Direction: Without including any pictures, write out all the entries exactly.

═════ Material for this task ═════

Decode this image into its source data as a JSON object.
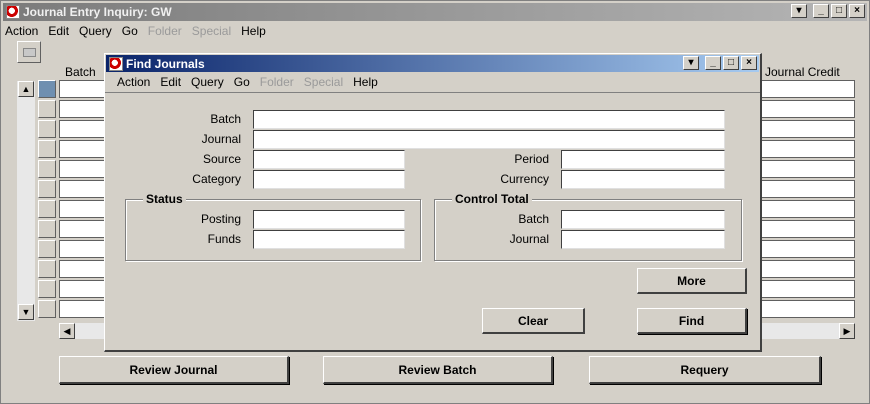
{
  "main_window": {
    "title": "Journal Entry Inquiry: GW",
    "menu": [
      {
        "label": "Action",
        "key": "A",
        "enabled": true
      },
      {
        "label": "Edit",
        "key": "E",
        "enabled": true
      },
      {
        "label": "Query",
        "key": "Q",
        "enabled": true
      },
      {
        "label": "Go",
        "key": "G",
        "enabled": true
      },
      {
        "label": "Folder",
        "key": "",
        "enabled": false
      },
      {
        "label": "Special",
        "key": "",
        "enabled": false
      },
      {
        "label": "Help",
        "key": "H",
        "enabled": true
      }
    ],
    "columns": {
      "batch": "Batch",
      "journal_credit": "Journal Credit"
    },
    "buttons": {
      "review_journal": "Review Journal",
      "review_batch": "Review Batch",
      "requery": "Requery"
    },
    "icons": {
      "toolbar": "folder-icon"
    }
  },
  "find_dialog": {
    "title": "Find Journals",
    "menu": [
      {
        "label": "Action",
        "enabled": true
      },
      {
        "label": "Edit",
        "enabled": true
      },
      {
        "label": "Query",
        "enabled": true
      },
      {
        "label": "Go",
        "enabled": true
      },
      {
        "label": "Folder",
        "enabled": false
      },
      {
        "label": "Special",
        "enabled": false
      },
      {
        "label": "Help",
        "enabled": true
      }
    ],
    "fields": {
      "batch": {
        "label": "Batch",
        "value": ""
      },
      "journal": {
        "label": "Journal",
        "value": ""
      },
      "source": {
        "label": "Source",
        "value": ""
      },
      "category": {
        "label": "Category",
        "value": ""
      },
      "period": {
        "label": "Period",
        "value": ""
      },
      "currency": {
        "label": "Currency",
        "value": ""
      }
    },
    "status_group": {
      "title": "Status",
      "posting": {
        "label": "Posting",
        "value": ""
      },
      "funds": {
        "label": "Funds",
        "value": ""
      }
    },
    "control_group": {
      "title": "Control Total",
      "batch": {
        "label": "Batch",
        "value": ""
      },
      "journal": {
        "label": "Journal",
        "value": ""
      }
    },
    "buttons": {
      "more": "More",
      "clear": "Clear",
      "find": "Find"
    }
  },
  "colors": {
    "inactive_title": "#7b7b7b",
    "active_title": "#0a246a",
    "face": "#d4d0c8"
  }
}
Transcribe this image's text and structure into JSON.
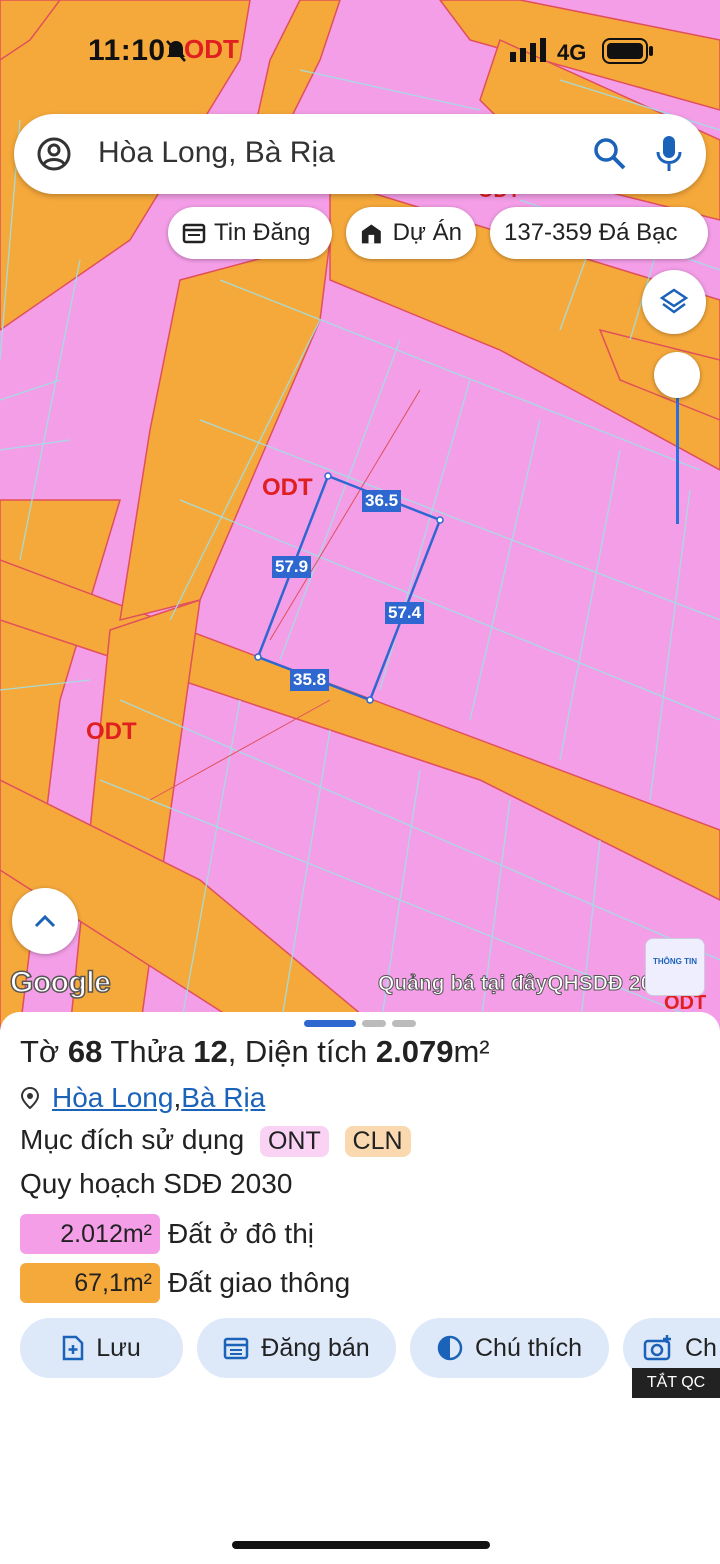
{
  "status": {
    "time": "11:10",
    "network": "4G"
  },
  "search": {
    "query": "Hòa Long, Bà Rịa"
  },
  "chips": [
    {
      "label": "Tin Đăng",
      "icon": "listing-icon"
    },
    {
      "label": "Dự Án",
      "icon": "buildings-icon"
    },
    {
      "label": "137-359 Đá Bạc",
      "icon": ""
    }
  ],
  "map": {
    "zone_labels": [
      "ODT",
      "ODT",
      "ODT",
      "ODT",
      "ODT"
    ],
    "measurements": [
      "36.5",
      "57.9",
      "57.4",
      "35.8"
    ],
    "google_logo": "Google",
    "promo": "Quảng bá tại đây",
    "overlay_name": "QHSDĐ 2030",
    "info_logo": "THÔNG TIN"
  },
  "parcel": {
    "title_prefix": "Tờ ",
    "sheet_no": "68",
    "title_mid": " Thửa ",
    "plot_no": "12",
    "title_area_label": ", Diện tích ",
    "area": "2.079",
    "area_unit": "m²",
    "commune": "Hòa Long",
    "separator": ", ",
    "city": "Bà Rịa",
    "purpose_label": "Mục đích sử dụng",
    "purpose_tags": [
      "ONT",
      "CLN"
    ],
    "plan_label": "Quy hoạch SDĐ 2030",
    "plan_items": [
      {
        "area": "2.012m²",
        "label": "Đất ở đô thị",
        "color": "#f49ee8"
      },
      {
        "area": "67,1m²",
        "label": "Đất giao thông",
        "color": "#f6a93b"
      }
    ]
  },
  "actions": [
    {
      "label": "Lưu",
      "icon": "save-add-icon"
    },
    {
      "label": "Đăng bán",
      "icon": "calendar-icon"
    },
    {
      "label": "Chú thích",
      "icon": "legend-contrast-icon"
    },
    {
      "label": "Ch",
      "icon": "camera-add-icon"
    }
  ],
  "ad_badge": "TẮT QC",
  "colors": {
    "zone_pink": "#f49ee8",
    "road_orange": "#f6a93b",
    "accent_blue": "#2f67d0",
    "button_bg": "#dde8f8"
  }
}
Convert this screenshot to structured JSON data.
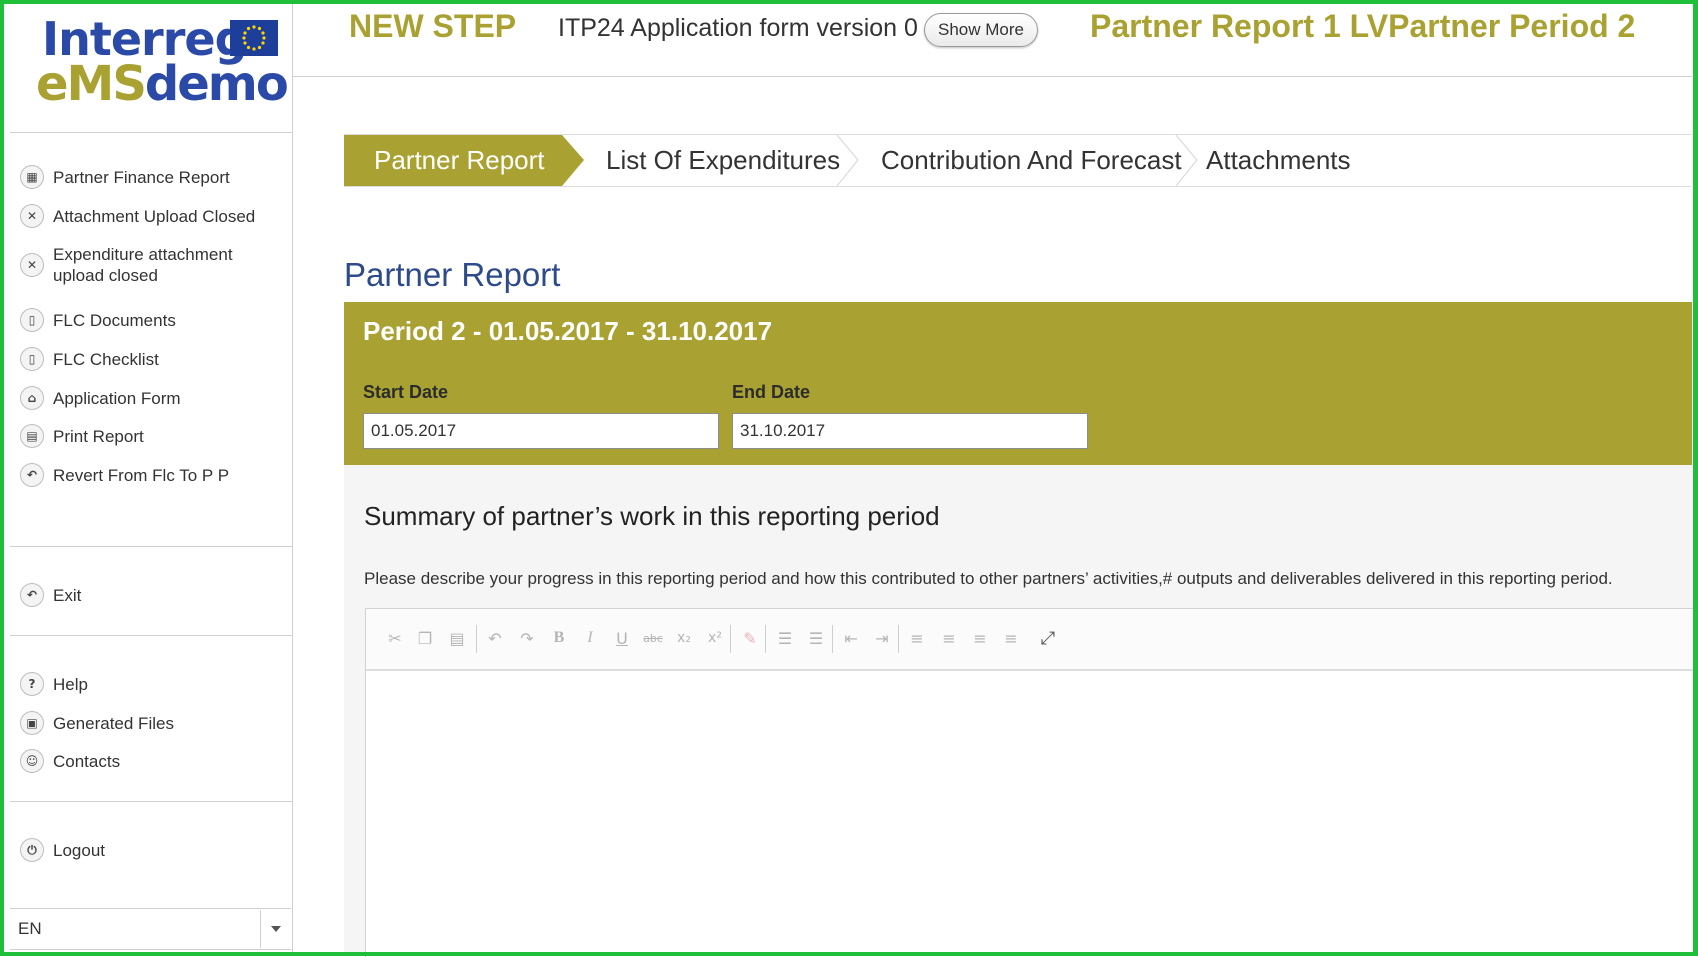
{
  "logo": {
    "line1": "Interreg",
    "ems": "eMS",
    "demo": "demo"
  },
  "header": {
    "step": "NEW STEP",
    "form_version": "ITP24 Application form version 0",
    "show_more": "Show More",
    "period_title": "Partner Report 1 LVPartner Period 2"
  },
  "sidebar": {
    "items": [
      {
        "label": "Partner Finance Report",
        "icon": "finance-icon"
      },
      {
        "label": "Attachment Upload Closed",
        "icon": "close-icon"
      },
      {
        "label": "Expenditure attachment upload closed",
        "icon": "close-icon"
      },
      {
        "label": "FLC Documents",
        "icon": "document-icon"
      },
      {
        "label": "FLC Checklist",
        "icon": "document-icon"
      },
      {
        "label": "Application Form",
        "icon": "building-icon"
      },
      {
        "label": "Print Report",
        "icon": "print-icon"
      },
      {
        "label": "Revert From Flc To P P",
        "icon": "revert-icon"
      }
    ],
    "exit": "Exit",
    "help": "Help",
    "generated_files": "Generated Files",
    "contacts": "Contacts",
    "logout": "Logout",
    "language": "EN"
  },
  "tabs": [
    {
      "label": "Partner Report",
      "active": true
    },
    {
      "label": "List Of Expenditures",
      "active": false
    },
    {
      "label": "Contribution And Forecast",
      "active": false
    },
    {
      "label": "Attachments",
      "active": false
    }
  ],
  "main": {
    "title": "Partner Report",
    "period_heading": "Period 2 - 01.05.2017 - 31.10.2017",
    "start_date_label": "Start Date",
    "start_date": "01.05.2017",
    "end_date_label": "End Date",
    "end_date": "31.10.2017",
    "summary_title": "Summary of partner’s work in this reporting period",
    "summary_desc": "Please describe your progress in this reporting period and how this contributed to other partners’ activities,# outputs and deliverables delivered in this reporting period."
  },
  "colors": {
    "accent": "#a9a232",
    "title_blue": "#2d4b8a",
    "frame_green": "#1fbf3a"
  }
}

═════

Task response:
Decode this image into its source data as a JSON object.
{
  "main_window": {
    "title": "Journal Entry Inquiry: GW",
    "menu": [
      {
        "label": "Action",
        "key": "A",
        "enabled": true
      },
      {
        "label": "Edit",
        "key": "E",
        "enabled": true
      },
      {
        "label": "Query",
        "key": "Q",
        "enabled": true
      },
      {
        "label": "Go",
        "key": "G",
        "enabled": true
      },
      {
        "label": "Folder",
        "key": "",
        "enabled": false
      },
      {
        "label": "Special",
        "key": "",
        "enabled": false
      },
      {
        "label": "Help",
        "key": "H",
        "enabled": true
      }
    ],
    "columns": {
      "batch": "Batch",
      "journal_credit": "Journal Credit"
    },
    "buttons": {
      "review_journal": "Review Journal",
      "review_batch": "Review Batch",
      "requery": "Requery"
    },
    "icons": {
      "toolbar": "folder-icon"
    }
  },
  "find_dialog": {
    "title": "Find Journals",
    "menu": [
      {
        "label": "Action",
        "enabled": true
      },
      {
        "label": "Edit",
        "enabled": true
      },
      {
        "label": "Query",
        "enabled": true
      },
      {
        "label": "Go",
        "enabled": true
      },
      {
        "label": "Folder",
        "enabled": false
      },
      {
        "label": "Special",
        "enabled": false
      },
      {
        "label": "Help",
        "enabled": true
      }
    ],
    "fields": {
      "batch": {
        "label": "Batch",
        "value": ""
      },
      "journal": {
        "label": "Journal",
        "value": ""
      },
      "source": {
        "label": "Source",
        "value": ""
      },
      "category": {
        "label": "Category",
        "value": ""
      },
      "period": {
        "label": "Period",
        "value": ""
      },
      "currency": {
        "label": "Currency",
        "value": ""
      }
    },
    "status_group": {
      "title": "Status",
      "posting": {
        "label": "Posting",
        "value": ""
      },
      "funds": {
        "label": "Funds",
        "value": ""
      }
    },
    "control_group": {
      "title": "Control Total",
      "batch": {
        "label": "Batch",
        "value": ""
      },
      "journal": {
        "label": "Journal",
        "value": ""
      }
    },
    "buttons": {
      "more": "More",
      "clear": "Clear",
      "find": "Find"
    }
  },
  "colors": {
    "inactive_title": "#7b7b7b",
    "active_title": "#0a246a",
    "face": "#d4d0c8"
  }
}
Transcribe this image's text and structure into JSON.
{
  "status": {
    "time": "11:10",
    "network": "4G"
  },
  "search": {
    "query": "Hòa Long, Bà Rịa"
  },
  "chips": [
    {
      "label": "Tin Đăng",
      "icon": "listing-icon"
    },
    {
      "label": "Dự Án",
      "icon": "buildings-icon"
    },
    {
      "label": "137-359 Đá Bạc",
      "icon": ""
    }
  ],
  "map": {
    "zone_labels": [
      "ODT",
      "ODT",
      "ODT",
      "ODT",
      "ODT"
    ],
    "measurements": [
      "36.5",
      "57.9",
      "57.4",
      "35.8"
    ],
    "google_logo": "Google",
    "promo": "Quảng bá tại đây",
    "overlay_name": "QHSDĐ 2030",
    "info_logo": "THÔNG TIN"
  },
  "parcel": {
    "title_prefix": "Tờ ",
    "sheet_no": "68",
    "title_mid": " Thửa ",
    "plot_no": "12",
    "title_area_label": ", Diện tích ",
    "area": "2.079",
    "area_unit": "m²",
    "commune": "Hòa Long",
    "separator": ", ",
    "city": "Bà Rịa",
    "purpose_label": "Mục đích sử dụng",
    "purpose_tags": [
      "ONT",
      "CLN"
    ],
    "plan_label": "Quy hoạch SDĐ 2030",
    "plan_items": [
      {
        "area": "2.012m²",
        "label": "Đất ở đô thị",
        "color": "#f49ee8"
      },
      {
        "area": "67,1m²",
        "label": "Đất giao thông",
        "color": "#f6a93b"
      }
    ]
  },
  "actions": [
    {
      "label": "Lưu",
      "icon": "save-add-icon"
    },
    {
      "label": "Đăng bán",
      "icon": "calendar-icon"
    },
    {
      "label": "Chú thích",
      "icon": "legend-contrast-icon"
    },
    {
      "label": "Ch",
      "icon": "camera-add-icon"
    }
  ],
  "ad_badge": "TẮT QC",
  "colors": {
    "zone_pink": "#f49ee8",
    "road_orange": "#f6a93b",
    "accent_blue": "#2f67d0",
    "button_bg": "#dde8f8"
  }
}
Convert this screenshot to structured JSON data.
{
  "logo": {
    "line1": "Interreg",
    "ems": "eMS",
    "demo": "demo"
  },
  "header": {
    "step": "NEW STEP",
    "form_version": "ITP24 Application form version 0",
    "show_more": "Show More",
    "period_title": "Partner Report 1 LVPartner Period 2"
  },
  "sidebar": {
    "items": [
      {
        "label": "Partner Finance Report",
        "icon": "finance-icon"
      },
      {
        "label": "Attachment Upload Closed",
        "icon": "close-icon"
      },
      {
        "label": "Expenditure attachment upload closed",
        "icon": "close-icon"
      },
      {
        "label": "FLC Documents",
        "icon": "document-icon"
      },
      {
        "label": "FLC Checklist",
        "icon": "document-icon"
      },
      {
        "label": "Application Form",
        "icon": "building-icon"
      },
      {
        "label": "Print Report",
        "icon": "print-icon"
      },
      {
        "label": "Revert From Flc To P P",
        "icon": "revert-icon"
      }
    ],
    "exit": "Exit",
    "help": "Help",
    "generated_files": "Generated Files",
    "contacts": "Contacts",
    "logout": "Logout",
    "language": "EN"
  },
  "tabs": [
    {
      "label": "Partner Report",
      "active": true
    },
    {
      "label": "List Of Expenditures",
      "active": false
    },
    {
      "label": "Contribution And Forecast",
      "active": false
    },
    {
      "label": "Attachments",
      "active": false
    }
  ],
  "main": {
    "title": "Partner Report",
    "period_heading": "Period 2 - 01.05.2017 - 31.10.2017",
    "start_date_label": "Start Date",
    "start_date": "01.05.2017",
    "end_date_label": "End Date",
    "end_date": "31.10.2017",
    "summary_title": "Summary of partner’s work in this reporting period",
    "summary_desc": "Please describe your progress in this reporting period and how this contributed to other partners’ activities,# outputs and deliverables delivered in this reporting period."
  },
  "colors": {
    "accent": "#a9a232",
    "title_blue": "#2d4b8a",
    "frame_green": "#1fbf3a"
  }
}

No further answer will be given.